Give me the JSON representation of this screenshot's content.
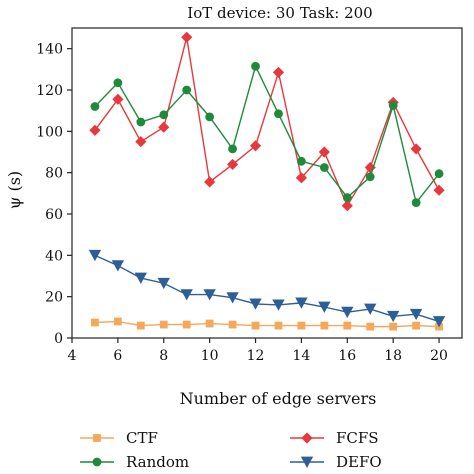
{
  "chart_data": {
    "type": "line",
    "title": "IoT device: 30 Task: 200",
    "xlabel": "Number of edge servers",
    "ylabel": "ψ (s)",
    "xlim": [
      4,
      21
    ],
    "ylim": [
      0,
      150
    ],
    "xticks": [
      4,
      6,
      8,
      10,
      12,
      14,
      16,
      18,
      20
    ],
    "yticks": [
      0,
      20,
      40,
      60,
      80,
      100,
      120,
      140
    ],
    "x": [
      5,
      6,
      7,
      8,
      9,
      10,
      11,
      12,
      13,
      14,
      15,
      16,
      17,
      18,
      19,
      20
    ],
    "grid": false,
    "legend_position": "bottom",
    "series": [
      {
        "name": "CTF",
        "color": "#f5a85a",
        "marker": "square",
        "values": [
          7.5,
          8,
          6,
          6.5,
          6.5,
          7,
          6.5,
          6,
          6,
          6,
          6,
          6,
          5.5,
          5.5,
          6,
          5.5
        ]
      },
      {
        "name": "FCFS",
        "color": "#e8383d",
        "marker": "diamond",
        "values": [
          100.5,
          115.5,
          95,
          102,
          145.5,
          75.5,
          84,
          93,
          128.5,
          77.5,
          90,
          64,
          82.5,
          114,
          91.5,
          71.5
        ]
      },
      {
        "name": "Random",
        "color": "#1e8a3c",
        "marker": "circle",
        "values": [
          112,
          123.5,
          104.5,
          108,
          120,
          107,
          91.5,
          131.5,
          108.5,
          85.5,
          82.5,
          68,
          78,
          112.5,
          65.5,
          79.5
        ]
      },
      {
        "name": "DEFO",
        "color": "#2c5f97",
        "marker": "triangle-down",
        "values": [
          40,
          35,
          29,
          26.5,
          21,
          21,
          19.5,
          16.5,
          16,
          17,
          15,
          12.5,
          14,
          10.5,
          11.5,
          8
        ]
      }
    ]
  }
}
■ ■ ■
What is being asked: Go through the material above and count the lines that contain "marker"; give that number alone.

Completed exercise: 4